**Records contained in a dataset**

+===+

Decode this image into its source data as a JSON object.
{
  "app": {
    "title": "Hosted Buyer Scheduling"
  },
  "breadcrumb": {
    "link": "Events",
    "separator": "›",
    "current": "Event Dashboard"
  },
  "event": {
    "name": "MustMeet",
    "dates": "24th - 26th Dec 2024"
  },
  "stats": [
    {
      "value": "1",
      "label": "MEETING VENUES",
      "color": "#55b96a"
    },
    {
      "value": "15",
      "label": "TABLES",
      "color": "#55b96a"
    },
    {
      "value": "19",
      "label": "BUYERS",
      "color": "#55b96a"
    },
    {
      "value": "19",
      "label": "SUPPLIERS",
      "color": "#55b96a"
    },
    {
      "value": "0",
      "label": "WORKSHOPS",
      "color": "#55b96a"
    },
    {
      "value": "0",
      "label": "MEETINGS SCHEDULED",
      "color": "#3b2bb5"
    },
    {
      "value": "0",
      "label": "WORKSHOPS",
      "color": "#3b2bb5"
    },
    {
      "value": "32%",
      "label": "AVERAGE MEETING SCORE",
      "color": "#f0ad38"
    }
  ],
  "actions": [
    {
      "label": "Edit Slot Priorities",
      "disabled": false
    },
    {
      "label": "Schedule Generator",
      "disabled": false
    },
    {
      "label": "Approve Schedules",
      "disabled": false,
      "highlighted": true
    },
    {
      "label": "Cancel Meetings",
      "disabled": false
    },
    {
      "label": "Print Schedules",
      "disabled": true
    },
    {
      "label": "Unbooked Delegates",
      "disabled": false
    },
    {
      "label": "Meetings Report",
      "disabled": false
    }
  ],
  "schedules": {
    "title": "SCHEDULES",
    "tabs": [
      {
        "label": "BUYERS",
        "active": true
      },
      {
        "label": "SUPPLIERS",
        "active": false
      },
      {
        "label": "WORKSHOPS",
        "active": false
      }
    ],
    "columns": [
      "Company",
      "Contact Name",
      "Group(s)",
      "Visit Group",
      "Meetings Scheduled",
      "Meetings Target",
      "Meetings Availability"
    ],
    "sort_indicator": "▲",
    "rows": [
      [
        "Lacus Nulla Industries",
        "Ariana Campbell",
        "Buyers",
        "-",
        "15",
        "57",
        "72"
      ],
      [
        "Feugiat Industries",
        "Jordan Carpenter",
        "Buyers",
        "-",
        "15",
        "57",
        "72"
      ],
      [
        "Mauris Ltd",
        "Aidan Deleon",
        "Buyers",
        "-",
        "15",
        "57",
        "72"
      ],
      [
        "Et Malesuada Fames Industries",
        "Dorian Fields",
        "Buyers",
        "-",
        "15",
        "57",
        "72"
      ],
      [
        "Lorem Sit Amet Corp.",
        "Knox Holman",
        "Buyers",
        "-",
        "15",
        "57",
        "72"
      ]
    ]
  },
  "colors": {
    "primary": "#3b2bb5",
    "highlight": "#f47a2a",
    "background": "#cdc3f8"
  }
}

+===+

**DIRECTIONS FOR THIS TASK**
Lines containing the string "title" are to be selected and copied.

**ANSWER FOR THIS EXERCISE**
    "title": "Hosted Buyer Scheduling"
    "title": "SCHEDULES",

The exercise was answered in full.